Focusing on natural, organic and locally sourced ingredients, New Pioneer’s two in-store bakeries rake in $1.6 million annually, making it one of the largest co-op bakery departments in the nation.
Iowa may not be known as a foodie heaven, but in the midst of the corn and soybean fields is New Pioneer Food Co-op with a focus on natural, wholesome foods, and its bakery is no exception.
“We’re the hippie version of Whole Foods,” jokes Craig Albright, food production coordinator for New Pioneer’s two locations in Iowa City and Coralville. With a major university located in Iowa City, area residents tend to be college educated and upper middle class–ideal demographics for an all natural grocery and bakehouse.
The co-op began as a bulk food grocery in 1971 in Iowa City, but it wasn’t until 1994 that the co-op added a bakehouse to produce hearth-baked breads. Pastry items were added as part of the deli 13 years ago, becoming its own department in 2003. In 2004, the entire store, including the bakehouse, removed all hydrogenated fats from its products. Almost all the bakery’s items, about 90 percent, use organic flour and other organic ingredients. The bakehouse also offers vegan products, as well as a wheat-free product line.
“Instead of saying we have glutenfree products, we refer to them as no wheat. We can’t guarantee that they are gluten-free since we have flour everywhere; we do handle those products carefully,” Albright says. Requests for no refined sugar, no eggs or no dairy products also can be fulfilled.
Unlike most in-store bakeries, the bakehouse at New Pioneer has had to carve out display space as bakery products grew in number and sales.
“Bakery is spread throughout the store,” Albright says. “We were kind of an afterthought. When they were designing the [Coralville] store, this department wasn’t the monster it is now. So, we’ve had to stick stuff wherever we could.”

» **Records from a data source**
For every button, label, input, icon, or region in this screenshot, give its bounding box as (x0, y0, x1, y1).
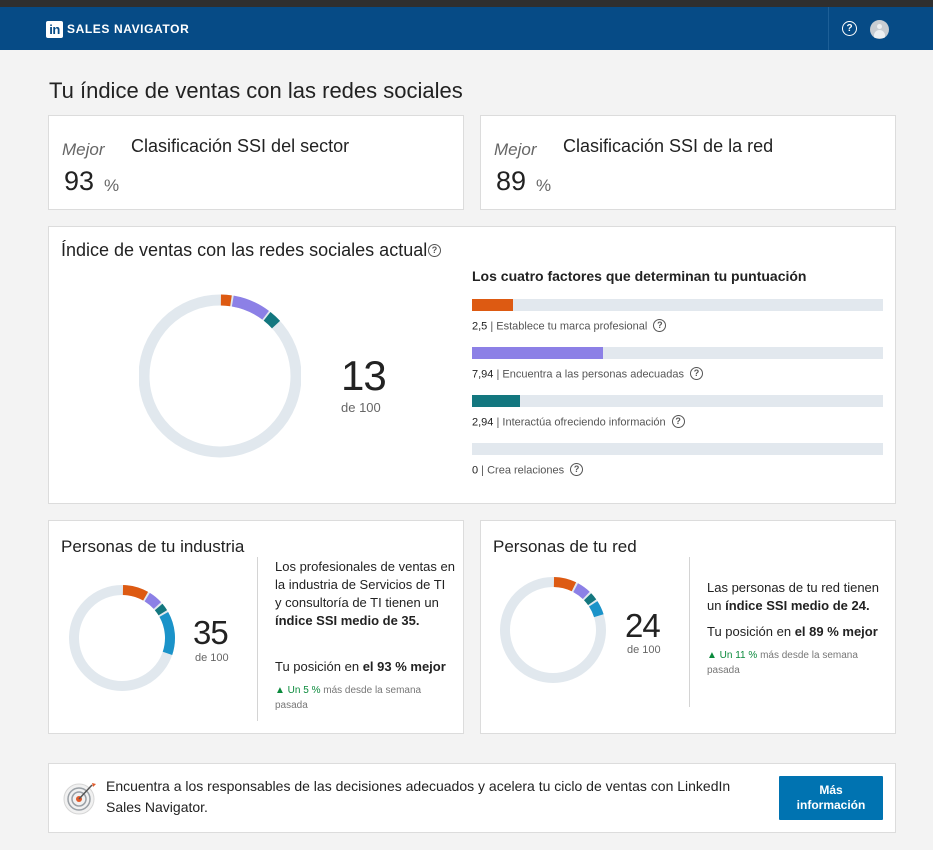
donut-segment (583, 593, 597, 606)
network-card: Personas de tu red 24 de 100 Las persona… (480, 520, 896, 734)
trend-up: ▲ Un 11 % (707, 650, 758, 661)
factor-fill (472, 299, 514, 311)
rank-unit: % (536, 176, 552, 195)
factor-value: 2,94 (472, 416, 494, 429)
factor-bar-brand (472, 299, 883, 311)
network-rank-card: Mejor Clasificación SSI de la red 89 % (480, 115, 896, 210)
industry-donut (69, 585, 175, 691)
factors-title: Los cuatro factores que determinan tu pu… (472, 268, 807, 284)
rank-title: Clasificación SSI de la red (563, 136, 774, 156)
factor-bar-engage (472, 395, 883, 407)
more-info-line1: Más (819, 783, 843, 797)
network-donut (500, 577, 606, 683)
factor-value: 0 (472, 464, 479, 477)
target-icon (63, 783, 96, 815)
network-score: 24 (625, 607, 661, 644)
ssi-card: Índice de ventas con las redes sociales … (48, 226, 896, 504)
brand-name[interactable]: SALES NAVIGATOR (67, 22, 189, 36)
help-icon[interactable]: ? (428, 244, 441, 257)
factor-bar-relationships (472, 443, 883, 455)
rank-title: Clasificación SSI del sector (131, 136, 350, 156)
industry-description: Los profesionales de ventas en la indust… (275, 558, 455, 630)
industry-position: Tu posición en el 93 % mejor (275, 659, 446, 674)
industry-donut-segments (122, 585, 175, 655)
more-info-line2: información (796, 798, 866, 812)
promo-banner: Encuentra a los responsables de las deci… (48, 763, 896, 833)
factor-value: 7,94 (472, 368, 494, 381)
factor-name: Crea relaciones (487, 464, 565, 477)
donut-track (500, 577, 606, 683)
factor-bar-find (472, 347, 883, 359)
industry-card: Personas de tu industria 35 de 100 Los p… (48, 520, 464, 734)
donut-segment (159, 611, 175, 655)
network-title: Personas de tu red (493, 537, 637, 556)
help-icon[interactable]: ? (570, 463, 584, 476)
factor-label-find: 7,94 | Encuentra a las personas adecuada… (472, 367, 704, 381)
donut-segment (144, 592, 162, 610)
industry-description-text: Los profesionales de ventas en la indust… (275, 559, 455, 610)
position-text: Tu posición en (707, 624, 795, 639)
donut-segment (263, 312, 281, 329)
trend-up: ▲ Un 5 % (275, 685, 321, 696)
factor-label-engage: 2,94 | Interactúa ofreciendo información… (472, 415, 685, 429)
rank-label: Mejor (494, 140, 537, 159)
donut-segment (588, 601, 604, 618)
donut-segment (122, 585, 149, 601)
donut-segment (154, 603, 168, 616)
banner-text: Encuentra a los responsables de las deci… (106, 778, 731, 815)
help-icon[interactable]: ? (653, 319, 667, 332)
position-value: el 93 % mejor (362, 659, 446, 674)
position-text: Tu posición en (275, 659, 363, 674)
ssi-score: 13 (341, 352, 387, 399)
rank-value: 93 (64, 166, 95, 196)
factor-name: Establece tu marca profesional (496, 320, 648, 333)
industry-score: 35 (193, 614, 229, 651)
industry-trend: ▲ Un 5 % más desde la semana pasada (275, 683, 455, 713)
rank-label: Mejor (62, 140, 105, 159)
donut-segment (220, 294, 232, 307)
avatar-head-shape (877, 24, 882, 29)
network-average: índice SSI medio de 24. (725, 598, 870, 613)
help-icon[interactable]: ? (671, 415, 685, 428)
rank-unit: % (104, 176, 120, 195)
user-avatar[interactable] (870, 20, 889, 39)
industry-score-of: de 100 (195, 652, 229, 664)
factor-label-brand: 2,5 | Establece tu marca profesional? (472, 319, 667, 333)
rank-value: 89 (496, 166, 527, 196)
top-navbar: in SALES NAVIGATOR ? (0, 7, 933, 50)
avatar-body-shape (874, 30, 885, 38)
industry-average: índice SSI medio de 35. (275, 613, 420, 628)
card-divider (257, 557, 258, 721)
network-position: Tu posición en el 89 % mejor (707, 624, 878, 639)
factor-name: Interactúa ofreciendo información (502, 416, 666, 429)
network-donut-segments (553, 577, 604, 618)
factor-fill (472, 395, 521, 407)
page-title: Tu índice de ventas con las redes social… (49, 78, 463, 103)
ssi-donut (139, 294, 301, 458)
donut-segment (573, 583, 590, 600)
factor-value: 2,5 (472, 320, 488, 333)
network-trend: ▲ Un 11 % más desde la semana pasada (707, 648, 887, 678)
linkedin-logo[interactable]: in (46, 21, 63, 38)
nav-divider (828, 7, 829, 50)
network-score-of: de 100 (627, 644, 661, 656)
factor-label-relationships: 0 | Crea relaciones? (472, 463, 584, 477)
ssi-score-of: de 100 (341, 400, 381, 415)
more-info-button[interactable]: Más información (779, 776, 883, 820)
ssi-donut-segments (220, 294, 281, 329)
industry-rank-card: Mejor Clasificación SSI del sector 93 % (48, 115, 464, 210)
industry-title: Personas de tu industria (61, 537, 245, 556)
donut-segment (231, 295, 269, 320)
factor-fill (472, 347, 603, 359)
window-top-strip (0, 0, 933, 7)
ssi-title: Índice de ventas con las redes sociales … (61, 240, 428, 260)
factor-name: Encuentra a las personas adecuadas (502, 368, 685, 381)
network-description: Las personas de tu red tienen un índice … (707, 579, 887, 615)
position-value: el 89 % mejor (794, 624, 878, 639)
donut-segment (553, 577, 577, 592)
help-icon[interactable]: ? (690, 367, 704, 380)
card-divider (689, 557, 690, 707)
help-icon[interactable]: ? (842, 21, 857, 36)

» **SHORT PROBLEM**
Return the part of the bakery article starting with "Focusing on natural, organic" and going on through "grocery and bakehouse.", copied word for word. The rows above stand apart from the bakery article.

» **FINISHED TASK**
Focusing on natural, organic and locally sourced ingredients, New Pioneer’s two in-store bakeries rake in $1.6 million annually, making it one of the largest co-op bakery departments in the nation.
Iowa may not be known as a foodie heaven, but in the midst of the corn and soybean fields is New Pioneer Food Co-op with a focus on natural, wholesome foods, and its bakery is no exception.
“We’re the hippie version of Whole Foods,” jokes Craig Albright, food production coordinator for New Pioneer’s two locations in Iowa City and Coralville. With a major university located in Iowa City, area residents tend to be college educated and upper middle class–ideal demographics for an all natural grocery and bakehouse.